*** RECORDS

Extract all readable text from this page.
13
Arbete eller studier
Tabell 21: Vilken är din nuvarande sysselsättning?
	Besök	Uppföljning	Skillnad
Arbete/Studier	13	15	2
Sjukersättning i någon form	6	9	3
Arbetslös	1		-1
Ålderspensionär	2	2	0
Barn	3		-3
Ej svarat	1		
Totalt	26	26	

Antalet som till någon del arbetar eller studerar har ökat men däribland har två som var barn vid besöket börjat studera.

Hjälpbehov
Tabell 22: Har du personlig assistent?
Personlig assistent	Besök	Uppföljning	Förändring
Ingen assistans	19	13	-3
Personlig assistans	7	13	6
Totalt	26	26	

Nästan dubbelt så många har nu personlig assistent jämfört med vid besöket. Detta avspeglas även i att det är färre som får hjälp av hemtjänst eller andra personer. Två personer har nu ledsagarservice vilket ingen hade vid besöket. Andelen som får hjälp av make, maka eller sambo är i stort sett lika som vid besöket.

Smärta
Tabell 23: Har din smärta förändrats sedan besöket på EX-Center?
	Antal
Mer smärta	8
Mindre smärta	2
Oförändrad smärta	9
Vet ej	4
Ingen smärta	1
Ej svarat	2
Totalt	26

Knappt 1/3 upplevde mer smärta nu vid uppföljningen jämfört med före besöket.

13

******

SET TASK ::
Copy every line above that holds the word "assistent".

RESPONSE ::
Tabell 22: Har du personlig assistent?
Personlig assistent	Besök	Uppföljning	Förändring
Nästan dubbelt så många har nu personlig assistent jämfört med vid besöket. Detta avspeglas även i att det är färre som får hjälp av hemtjänst eller andra personer. Två personer har nu ledsagarservice vilket ingen hade vid besöket. Andelen som får hjälp av make, maka eller sambo är i stort sett lika som vid besöket.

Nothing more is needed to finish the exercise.